■ Exercise details ■
Please show each line of the material below that contains the string "lines".

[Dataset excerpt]
● ● ● ● ● ● ●
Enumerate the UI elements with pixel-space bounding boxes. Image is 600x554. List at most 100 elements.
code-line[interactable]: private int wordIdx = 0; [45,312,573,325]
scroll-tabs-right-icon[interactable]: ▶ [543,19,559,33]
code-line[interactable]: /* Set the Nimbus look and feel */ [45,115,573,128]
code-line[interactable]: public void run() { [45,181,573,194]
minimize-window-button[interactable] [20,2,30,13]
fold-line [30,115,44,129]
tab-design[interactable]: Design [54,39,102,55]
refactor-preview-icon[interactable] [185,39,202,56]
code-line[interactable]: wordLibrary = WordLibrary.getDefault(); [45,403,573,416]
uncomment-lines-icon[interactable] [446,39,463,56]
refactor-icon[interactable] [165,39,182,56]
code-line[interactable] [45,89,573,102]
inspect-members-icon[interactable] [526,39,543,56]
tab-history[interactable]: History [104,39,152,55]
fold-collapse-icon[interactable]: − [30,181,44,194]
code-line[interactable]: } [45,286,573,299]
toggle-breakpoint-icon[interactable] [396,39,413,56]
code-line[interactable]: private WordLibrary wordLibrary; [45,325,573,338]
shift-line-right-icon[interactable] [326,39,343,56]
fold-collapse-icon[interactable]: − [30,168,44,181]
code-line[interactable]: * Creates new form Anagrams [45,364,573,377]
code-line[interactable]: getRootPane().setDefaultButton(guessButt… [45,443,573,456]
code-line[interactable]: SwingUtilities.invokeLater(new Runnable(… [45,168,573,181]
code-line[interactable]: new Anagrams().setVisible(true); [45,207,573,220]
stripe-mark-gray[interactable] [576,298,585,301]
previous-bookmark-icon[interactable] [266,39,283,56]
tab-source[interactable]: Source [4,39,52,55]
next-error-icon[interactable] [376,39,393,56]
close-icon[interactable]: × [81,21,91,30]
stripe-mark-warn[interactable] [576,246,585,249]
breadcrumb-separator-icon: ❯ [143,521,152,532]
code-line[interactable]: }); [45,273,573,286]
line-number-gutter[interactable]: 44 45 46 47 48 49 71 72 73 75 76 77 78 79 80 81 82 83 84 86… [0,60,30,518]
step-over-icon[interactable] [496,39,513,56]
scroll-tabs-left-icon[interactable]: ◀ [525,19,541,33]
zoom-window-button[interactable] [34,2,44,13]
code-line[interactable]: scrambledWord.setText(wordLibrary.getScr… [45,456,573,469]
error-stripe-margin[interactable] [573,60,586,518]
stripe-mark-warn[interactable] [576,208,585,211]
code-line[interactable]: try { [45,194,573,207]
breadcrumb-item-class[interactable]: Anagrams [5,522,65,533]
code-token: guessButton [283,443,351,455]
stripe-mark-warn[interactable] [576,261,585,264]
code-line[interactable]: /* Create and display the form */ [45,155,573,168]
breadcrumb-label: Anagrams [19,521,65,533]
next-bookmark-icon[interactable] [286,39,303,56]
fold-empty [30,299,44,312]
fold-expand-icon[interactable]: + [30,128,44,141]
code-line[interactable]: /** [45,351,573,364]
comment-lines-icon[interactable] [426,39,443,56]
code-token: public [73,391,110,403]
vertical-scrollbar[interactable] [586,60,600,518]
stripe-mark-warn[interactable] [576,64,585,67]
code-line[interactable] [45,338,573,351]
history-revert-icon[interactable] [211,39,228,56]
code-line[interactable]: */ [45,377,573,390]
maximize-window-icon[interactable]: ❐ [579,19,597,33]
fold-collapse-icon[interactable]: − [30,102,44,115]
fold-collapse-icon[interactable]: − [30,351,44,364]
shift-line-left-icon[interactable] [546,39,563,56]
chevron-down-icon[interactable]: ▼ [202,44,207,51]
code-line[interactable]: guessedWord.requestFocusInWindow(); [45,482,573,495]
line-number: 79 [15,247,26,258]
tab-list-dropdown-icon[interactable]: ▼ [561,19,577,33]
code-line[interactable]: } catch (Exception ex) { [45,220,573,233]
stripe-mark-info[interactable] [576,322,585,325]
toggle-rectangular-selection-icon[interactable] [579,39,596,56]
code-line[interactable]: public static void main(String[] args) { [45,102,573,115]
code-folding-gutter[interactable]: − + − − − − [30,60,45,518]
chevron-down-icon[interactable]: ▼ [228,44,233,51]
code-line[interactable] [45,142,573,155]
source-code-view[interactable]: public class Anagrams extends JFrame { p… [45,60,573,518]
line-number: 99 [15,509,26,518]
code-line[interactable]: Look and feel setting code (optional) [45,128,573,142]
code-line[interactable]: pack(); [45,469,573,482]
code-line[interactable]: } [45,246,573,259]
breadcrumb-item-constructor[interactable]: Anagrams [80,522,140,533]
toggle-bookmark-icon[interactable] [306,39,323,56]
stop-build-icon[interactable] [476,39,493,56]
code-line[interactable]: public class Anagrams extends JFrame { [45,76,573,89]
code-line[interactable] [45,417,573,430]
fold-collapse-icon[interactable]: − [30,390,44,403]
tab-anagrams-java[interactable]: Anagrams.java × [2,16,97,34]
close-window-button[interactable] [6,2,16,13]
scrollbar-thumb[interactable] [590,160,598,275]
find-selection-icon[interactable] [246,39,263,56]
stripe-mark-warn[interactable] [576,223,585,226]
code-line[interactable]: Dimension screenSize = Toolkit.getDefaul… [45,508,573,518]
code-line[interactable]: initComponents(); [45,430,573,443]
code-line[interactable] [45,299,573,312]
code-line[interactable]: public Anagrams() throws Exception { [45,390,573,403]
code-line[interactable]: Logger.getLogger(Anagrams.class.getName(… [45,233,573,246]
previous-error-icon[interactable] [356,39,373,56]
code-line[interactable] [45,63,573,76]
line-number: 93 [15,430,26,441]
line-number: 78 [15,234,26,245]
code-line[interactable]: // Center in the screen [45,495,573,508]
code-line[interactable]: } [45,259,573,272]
● ● ● ● ● ● ●
■ Response ■
uncomment-lines-icon[interactable] [446,39,463,56]
comment-lines-icon[interactable] [426,39,443,56]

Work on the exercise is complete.